-- START OF The records --

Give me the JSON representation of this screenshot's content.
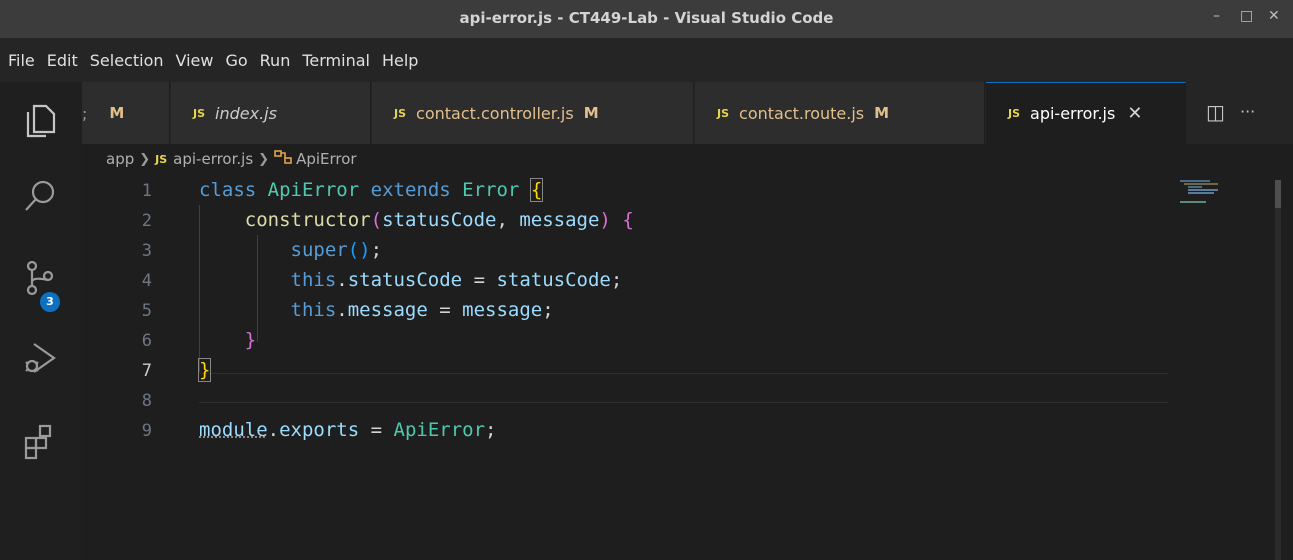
{
  "window": {
    "title": "api-error.js - CT449-Lab - Visual Studio Code",
    "minimize": "–",
    "maximize": "□",
    "close": "✕"
  },
  "menu": [
    "File",
    "Edit",
    "Selection",
    "View",
    "Go",
    "Run",
    "Terminal",
    "Help"
  ],
  "activity": {
    "icons": [
      "explorer-icon",
      "search-icon",
      "source-control-icon",
      "run-debug-icon",
      "extensions-icon"
    ],
    "source_control_badge": "3"
  },
  "tabs": [
    {
      "partial": ";",
      "mflag": "M"
    },
    {
      "lang": "JS",
      "name": "index.js"
    },
    {
      "lang": "JS",
      "name": "contact.controller.js",
      "mflag": "M"
    },
    {
      "lang": "JS",
      "name": "contact.route.js",
      "mflag": "M"
    },
    {
      "lang": "JS",
      "name": "api-error.js",
      "close": "✕"
    }
  ],
  "editor_actions": {
    "split": "◫",
    "more": "···"
  },
  "breadcrumb": {
    "folder": "app",
    "lang": "JS",
    "file": "api-error.js",
    "symbol": "ApiError"
  },
  "line_numbers": [
    "1",
    "2",
    "3",
    "4",
    "5",
    "6",
    "7",
    "8",
    "9"
  ],
  "code": {
    "l1": {
      "kw": "class",
      "cls": "ApiError",
      "kw2": "extends",
      "cls2": "Error",
      "brace": "{"
    },
    "l2": {
      "fn": "constructor",
      "p1": "(",
      "a": "statusCode",
      "comma": ", ",
      "b": "message",
      "p2": ")",
      "brace": "{"
    },
    "l3": {
      "kw": "super",
      "paren": "()",
      "semi": ";"
    },
    "l4": {
      "kw": "this",
      "dot": ".",
      "prop": "statusCode",
      "eq": " = ",
      "val": "statusCode",
      "semi": ";"
    },
    "l5": {
      "kw": "this",
      "dot": ".",
      "prop": "message",
      "eq": " = ",
      "val": "message",
      "semi": ";"
    },
    "l6": {
      "brace": "}"
    },
    "l7": {
      "brace": "}"
    },
    "l9": {
      "mod": "module",
      "dot": ".",
      "prop": "exports",
      "eq": " = ",
      "cls": "ApiError",
      "semi": ";"
    }
  },
  "colors": {
    "accent": "#0e70c0",
    "js_badge": "#e8d44d",
    "modified": "#e2c08d",
    "keyword": "#569cd6",
    "class": "#4ec9b0",
    "function": "#dcdcaa",
    "variable": "#9cdcfe",
    "bracket_gold": "#ffd700",
    "bracket_orchid": "#da70d6",
    "bracket_blue": "#179fff"
  }
}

-- END OF The records --

Work instructions: Determine the number of lines containing "name". Write only that number.

Solution below: 4